Objective → Narrow the data below down to the lines containing "nInternship".

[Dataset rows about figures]
* * *
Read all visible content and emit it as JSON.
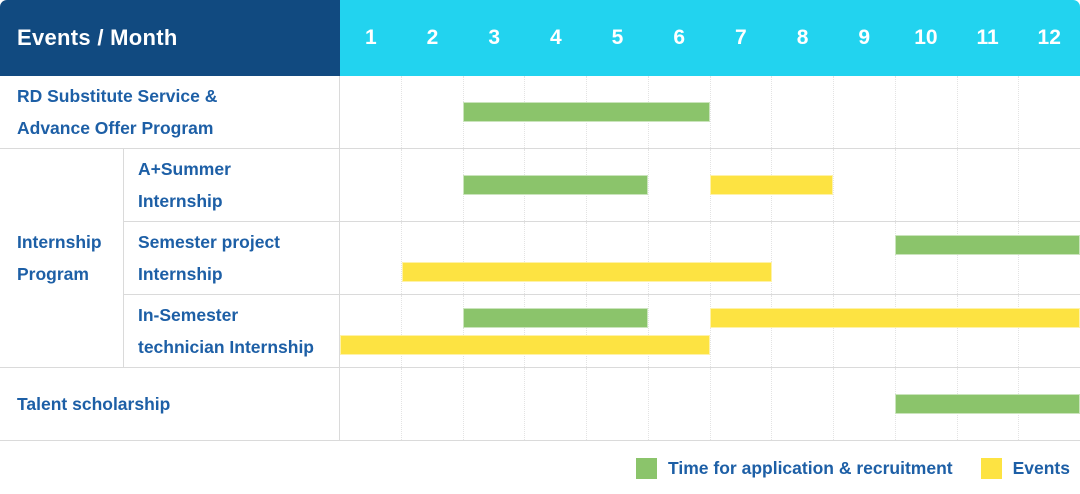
{
  "colors": {
    "header_bg": "#114a80",
    "months_bg": "#22d3ef",
    "label_text": "#1d5fa6",
    "green": "#8bc46b",
    "yellow": "#fde342"
  },
  "chart_data": {
    "type": "gantt",
    "title": "Events / Month",
    "x_categories": [
      "1",
      "2",
      "3",
      "4",
      "5",
      "6",
      "7",
      "8",
      "9",
      "10",
      "11",
      "12"
    ],
    "x_range": [
      1,
      12
    ],
    "group": {
      "label": "Internship\nProgram"
    },
    "tasks": [
      {
        "label": "RD Substitute Service &\nAdvance Offer Program",
        "bars": [
          {
            "type": "application",
            "color": "green",
            "start_month": 3,
            "end_month": 6,
            "level": "center"
          }
        ]
      },
      {
        "label": "A+Summer\nInternship",
        "bars": [
          {
            "type": "application",
            "color": "green",
            "start_month": 3,
            "end_month": 5,
            "level": "center"
          },
          {
            "type": "events",
            "color": "yellow",
            "start_month": 7,
            "end_month": 8,
            "level": "center"
          }
        ]
      },
      {
        "label": "Semester project\nInternship",
        "bars": [
          {
            "type": "application",
            "color": "green",
            "start_month": 10,
            "end_month": 12,
            "level": "upper"
          },
          {
            "type": "events",
            "color": "yellow",
            "start_month": 2,
            "end_month": 7,
            "level": "lower"
          }
        ]
      },
      {
        "label": "In-Semester\ntechnician Internship",
        "bars": [
          {
            "type": "application",
            "color": "green",
            "start_month": 3,
            "end_month": 5,
            "level": "upper"
          },
          {
            "type": "events",
            "color": "yellow",
            "start_month": 7,
            "end_month": 12,
            "level": "upper"
          },
          {
            "type": "events",
            "color": "yellow",
            "start_month": 1,
            "end_month": 6,
            "level": "lower"
          }
        ]
      },
      {
        "label": "Talent scholarship",
        "bars": [
          {
            "type": "application",
            "color": "green",
            "start_month": 10,
            "end_month": 12,
            "level": "center"
          }
        ]
      }
    ],
    "legend": [
      {
        "color": "green",
        "label": "Time for application & recruitment"
      },
      {
        "color": "yellow",
        "label": "Events"
      }
    ]
  }
}
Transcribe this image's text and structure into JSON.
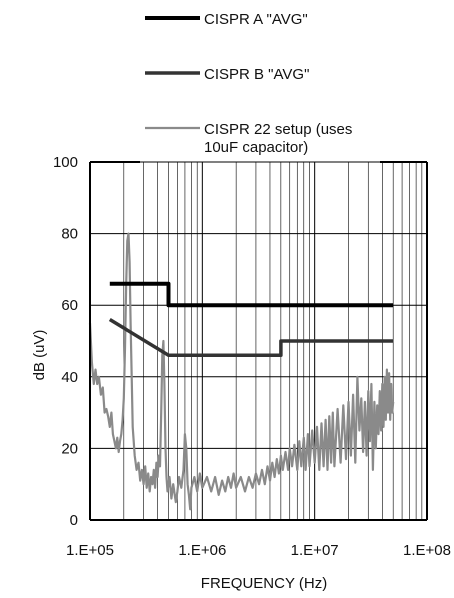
{
  "chart_data": {
    "type": "line",
    "title": "",
    "xlabel": "FREQUENCY (Hz)",
    "ylabel": "dB (uV)",
    "x_scale": "log",
    "xlim": [
      100000,
      100000000
    ],
    "ylim": [
      0,
      100
    ],
    "x_ticks": [
      100000,
      1000000,
      10000000,
      100000000
    ],
    "x_tick_labels": [
      "1.E+05",
      "1.E+06",
      "1.E+07",
      "1.E+08"
    ],
    "y_ticks": [
      0,
      20,
      40,
      60,
      80,
      100
    ],
    "y_tick_labels": [
      "0",
      "20",
      "40",
      "60",
      "80",
      "100"
    ],
    "grid": true,
    "legend_position": "top",
    "series": [
      {
        "name": "CISPR A \"AVG\"",
        "color": "#000000",
        "points": [
          [
            150000,
            66
          ],
          [
            500000,
            66
          ],
          [
            500000,
            60
          ],
          [
            50000000,
            60
          ]
        ]
      },
      {
        "name": "CISPR B \"AVG\"",
        "color": "#333333",
        "points": [
          [
            150000,
            56
          ],
          [
            500000,
            46
          ],
          [
            5000000,
            46
          ],
          [
            5000000,
            50
          ],
          [
            50000000,
            50
          ]
        ]
      },
      {
        "name": "CISPR 22 setup (uses 10uF capacitor)",
        "color": "#8a8a8a",
        "points": [
          [
            100000,
            55
          ],
          [
            104000,
            44
          ],
          [
            108000,
            38
          ],
          [
            112000,
            42
          ],
          [
            116000,
            38
          ],
          [
            120000,
            40
          ],
          [
            125000,
            35
          ],
          [
            130000,
            37
          ],
          [
            135000,
            30
          ],
          [
            140000,
            31
          ],
          [
            145000,
            29
          ],
          [
            150000,
            26
          ],
          [
            155000,
            30
          ],
          [
            160000,
            24
          ],
          [
            165000,
            22
          ],
          [
            170000,
            20
          ],
          [
            175000,
            23
          ],
          [
            180000,
            19
          ],
          [
            185000,
            22
          ],
          [
            190000,
            24
          ],
          [
            195000,
            28
          ],
          [
            200000,
            34
          ],
          [
            205000,
            48
          ],
          [
            210000,
            66
          ],
          [
            215000,
            78
          ],
          [
            220000,
            80
          ],
          [
            225000,
            72
          ],
          [
            230000,
            55
          ],
          [
            235000,
            40
          ],
          [
            240000,
            26
          ],
          [
            250000,
            18
          ],
          [
            260000,
            14
          ],
          [
            270000,
            16
          ],
          [
            280000,
            11
          ],
          [
            290000,
            14
          ],
          [
            300000,
            10
          ],
          [
            310000,
            15
          ],
          [
            320000,
            9
          ],
          [
            330000,
            13
          ],
          [
            340000,
            8
          ],
          [
            350000,
            12
          ],
          [
            360000,
            10
          ],
          [
            370000,
            14
          ],
          [
            380000,
            9
          ],
          [
            390000,
            16
          ],
          [
            400000,
            12
          ],
          [
            410000,
            18
          ],
          [
            420000,
            15
          ],
          [
            430000,
            30
          ],
          [
            440000,
            46
          ],
          [
            450000,
            50
          ],
          [
            460000,
            38
          ],
          [
            470000,
            20
          ],
          [
            480000,
            12
          ],
          [
            490000,
            8
          ],
          [
            510000,
            12
          ],
          [
            530000,
            6
          ],
          [
            550000,
            10
          ],
          [
            580000,
            5
          ],
          [
            600000,
            8
          ],
          [
            620000,
            12
          ],
          [
            650000,
            9
          ],
          [
            680000,
            14
          ],
          [
            700000,
            24
          ],
          [
            720000,
            20
          ],
          [
            740000,
            10
          ],
          [
            760000,
            7
          ],
          [
            780000,
            3
          ],
          [
            800000,
            9
          ],
          [
            850000,
            12
          ],
          [
            900000,
            8
          ],
          [
            950000,
            13
          ],
          [
            1000000,
            9
          ],
          [
            1100000,
            12
          ],
          [
            1200000,
            8
          ],
          [
            1300000,
            12
          ],
          [
            1400000,
            7
          ],
          [
            1500000,
            11
          ],
          [
            1600000,
            8
          ],
          [
            1700000,
            12
          ],
          [
            1800000,
            9
          ],
          [
            1900000,
            13
          ],
          [
            2000000,
            9
          ],
          [
            2200000,
            12
          ],
          [
            2400000,
            8
          ],
          [
            2600000,
            12
          ],
          [
            2800000,
            9
          ],
          [
            3000000,
            13
          ],
          [
            3200000,
            10
          ],
          [
            3400000,
            14
          ],
          [
            3600000,
            10
          ],
          [
            3800000,
            15
          ],
          [
            4000000,
            11
          ],
          [
            4200000,
            16
          ],
          [
            4400000,
            12
          ],
          [
            4600000,
            17
          ],
          [
            4800000,
            13
          ],
          [
            5000000,
            18
          ],
          [
            5200000,
            14
          ],
          [
            5500000,
            19
          ],
          [
            5800000,
            14
          ],
          [
            6000000,
            20
          ],
          [
            6300000,
            15
          ],
          [
            6600000,
            21
          ],
          [
            7000000,
            14
          ],
          [
            7300000,
            22
          ],
          [
            7600000,
            15
          ],
          [
            8000000,
            23
          ],
          [
            8300000,
            14
          ],
          [
            8700000,
            24
          ],
          [
            9000000,
            15
          ],
          [
            9500000,
            25
          ],
          [
            10000000,
            16
          ],
          [
            10500000,
            26
          ],
          [
            11000000,
            14
          ],
          [
            11500000,
            27
          ],
          [
            12000000,
            15
          ],
          [
            12500000,
            28
          ],
          [
            13000000,
            14
          ],
          [
            13500000,
            29
          ],
          [
            14000000,
            16
          ],
          [
            14500000,
            30
          ],
          [
            15000000,
            15
          ],
          [
            16000000,
            31
          ],
          [
            17000000,
            16
          ],
          [
            18000000,
            32
          ],
          [
            19000000,
            17
          ],
          [
            20000000,
            33
          ],
          [
            21000000,
            18
          ],
          [
            22000000,
            35
          ],
          [
            23000000,
            16
          ],
          [
            24000000,
            40
          ],
          [
            25000000,
            25
          ],
          [
            26000000,
            34
          ],
          [
            27000000,
            19
          ],
          [
            28000000,
            33
          ],
          [
            29000000,
            18
          ],
          [
            30000000,
            36
          ],
          [
            31000000,
            22
          ],
          [
            32000000,
            38
          ],
          [
            33000000,
            14
          ],
          [
            34000000,
            33
          ],
          [
            35000000,
            20
          ],
          [
            36000000,
            32
          ],
          [
            37000000,
            24
          ],
          [
            38000000,
            36
          ],
          [
            39000000,
            25
          ],
          [
            40000000,
            38
          ],
          [
            41000000,
            26
          ],
          [
            42000000,
            40
          ],
          [
            43000000,
            28
          ],
          [
            44000000,
            42
          ],
          [
            45000000,
            30
          ],
          [
            46000000,
            41
          ],
          [
            47000000,
            28
          ],
          [
            48000000,
            38
          ],
          [
            49000000,
            30
          ],
          [
            50000000,
            33
          ]
        ]
      }
    ]
  }
}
* * *
Final result →
        "label": "A+Summer\nInternship",
        "label": "Semester project\nInternship",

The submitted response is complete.